### Written problem
Lines containing the word "strain" are to be located and copied.

Extracts from a graphics dataset:

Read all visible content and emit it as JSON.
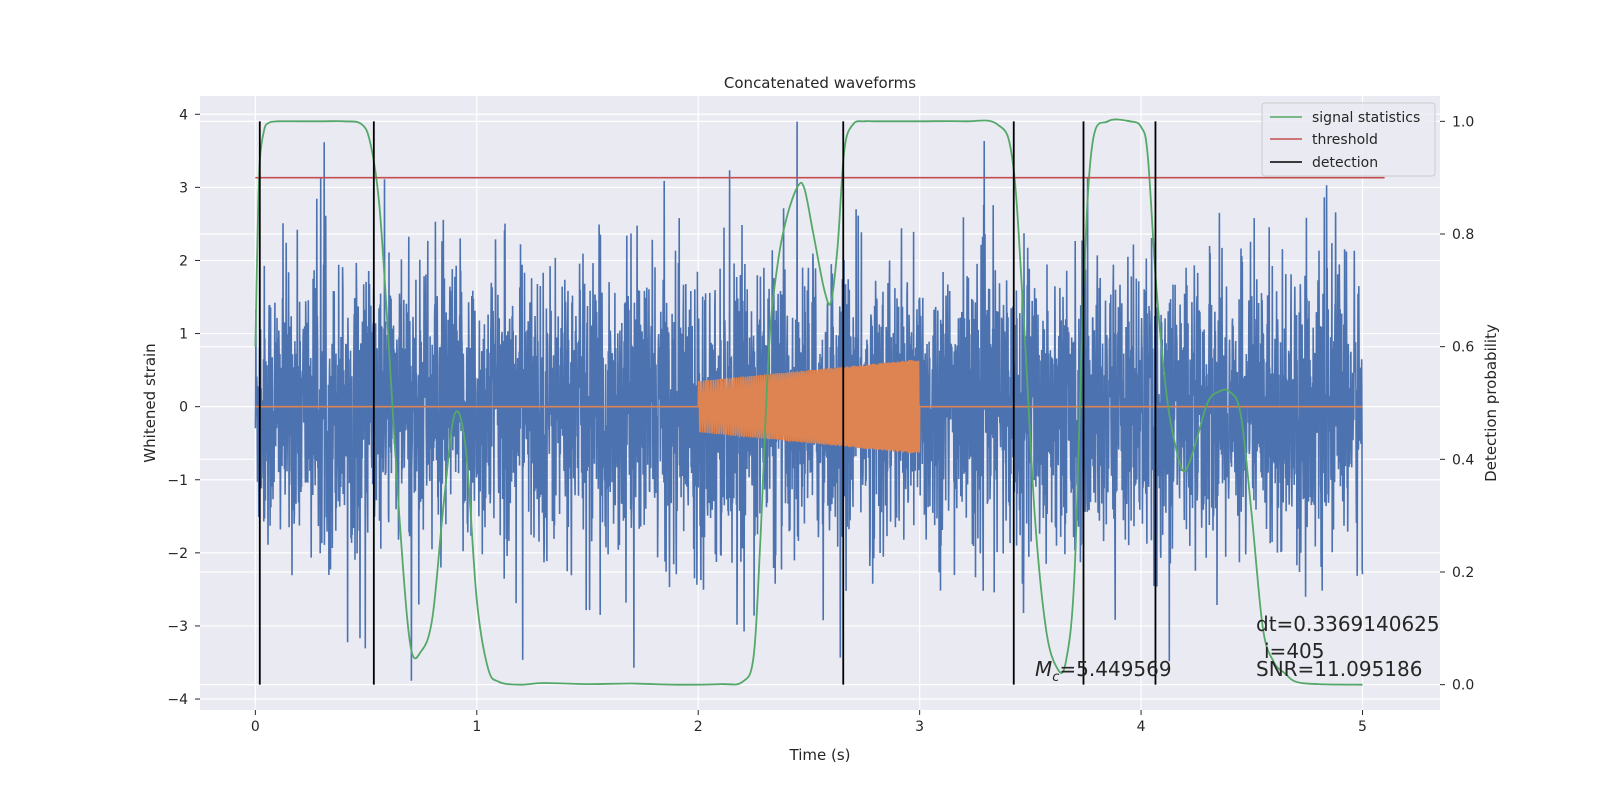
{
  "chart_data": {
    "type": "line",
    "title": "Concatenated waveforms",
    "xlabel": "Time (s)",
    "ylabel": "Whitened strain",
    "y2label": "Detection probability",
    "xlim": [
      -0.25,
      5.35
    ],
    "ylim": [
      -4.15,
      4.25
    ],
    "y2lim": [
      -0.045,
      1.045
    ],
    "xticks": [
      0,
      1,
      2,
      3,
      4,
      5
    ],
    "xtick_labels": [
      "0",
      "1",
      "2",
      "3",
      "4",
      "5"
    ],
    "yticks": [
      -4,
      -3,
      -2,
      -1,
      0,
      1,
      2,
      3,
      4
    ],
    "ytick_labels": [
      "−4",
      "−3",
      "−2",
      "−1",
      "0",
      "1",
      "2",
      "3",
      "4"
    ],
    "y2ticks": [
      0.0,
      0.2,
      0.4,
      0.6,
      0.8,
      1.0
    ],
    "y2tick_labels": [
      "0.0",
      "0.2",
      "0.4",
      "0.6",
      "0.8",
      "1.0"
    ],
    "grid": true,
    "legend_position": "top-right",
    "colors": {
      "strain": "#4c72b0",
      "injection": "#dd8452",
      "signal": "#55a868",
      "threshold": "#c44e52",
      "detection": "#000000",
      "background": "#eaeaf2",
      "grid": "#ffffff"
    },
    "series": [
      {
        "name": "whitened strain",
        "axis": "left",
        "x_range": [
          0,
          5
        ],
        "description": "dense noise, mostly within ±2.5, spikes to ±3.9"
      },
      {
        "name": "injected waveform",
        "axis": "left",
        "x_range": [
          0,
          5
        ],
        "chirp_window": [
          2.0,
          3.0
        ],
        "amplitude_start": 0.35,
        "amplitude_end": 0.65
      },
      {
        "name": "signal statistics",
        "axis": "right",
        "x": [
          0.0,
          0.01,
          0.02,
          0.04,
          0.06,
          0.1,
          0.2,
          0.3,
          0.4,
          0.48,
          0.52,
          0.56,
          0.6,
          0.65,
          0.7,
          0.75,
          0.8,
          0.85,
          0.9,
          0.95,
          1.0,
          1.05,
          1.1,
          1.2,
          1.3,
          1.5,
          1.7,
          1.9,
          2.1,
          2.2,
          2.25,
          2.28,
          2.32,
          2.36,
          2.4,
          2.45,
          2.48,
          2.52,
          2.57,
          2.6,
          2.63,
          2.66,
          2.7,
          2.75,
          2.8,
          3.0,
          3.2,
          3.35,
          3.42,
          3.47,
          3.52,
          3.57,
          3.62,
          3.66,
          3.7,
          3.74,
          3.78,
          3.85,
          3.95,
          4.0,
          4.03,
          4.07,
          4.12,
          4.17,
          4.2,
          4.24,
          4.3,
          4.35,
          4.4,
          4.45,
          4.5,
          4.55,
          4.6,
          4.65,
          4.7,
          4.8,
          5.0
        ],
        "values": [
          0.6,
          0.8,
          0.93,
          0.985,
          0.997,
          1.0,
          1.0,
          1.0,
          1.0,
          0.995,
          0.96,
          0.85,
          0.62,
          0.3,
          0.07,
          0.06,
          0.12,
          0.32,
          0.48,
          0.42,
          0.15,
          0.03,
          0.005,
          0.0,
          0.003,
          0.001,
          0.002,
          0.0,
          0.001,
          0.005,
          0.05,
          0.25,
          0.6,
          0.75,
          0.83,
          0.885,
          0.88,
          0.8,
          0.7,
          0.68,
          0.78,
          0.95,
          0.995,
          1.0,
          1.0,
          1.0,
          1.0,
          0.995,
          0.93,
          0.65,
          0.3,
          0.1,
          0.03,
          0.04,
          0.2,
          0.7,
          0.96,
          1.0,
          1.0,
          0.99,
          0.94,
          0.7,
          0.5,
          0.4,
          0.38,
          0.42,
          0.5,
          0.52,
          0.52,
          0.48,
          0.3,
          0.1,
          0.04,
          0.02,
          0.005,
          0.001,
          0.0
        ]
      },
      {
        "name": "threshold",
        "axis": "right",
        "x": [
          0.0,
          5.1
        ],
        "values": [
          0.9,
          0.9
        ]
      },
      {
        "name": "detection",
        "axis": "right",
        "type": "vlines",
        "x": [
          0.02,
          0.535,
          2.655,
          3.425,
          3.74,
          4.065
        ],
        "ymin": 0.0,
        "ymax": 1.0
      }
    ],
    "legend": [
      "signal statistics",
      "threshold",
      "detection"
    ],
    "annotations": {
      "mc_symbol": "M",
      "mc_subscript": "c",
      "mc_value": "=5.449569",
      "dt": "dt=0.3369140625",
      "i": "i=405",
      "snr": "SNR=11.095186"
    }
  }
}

### Solved exercise
    "ylabel": "Whitened strain",
      "strain": "#4c72b0",
        "name": "whitened strain",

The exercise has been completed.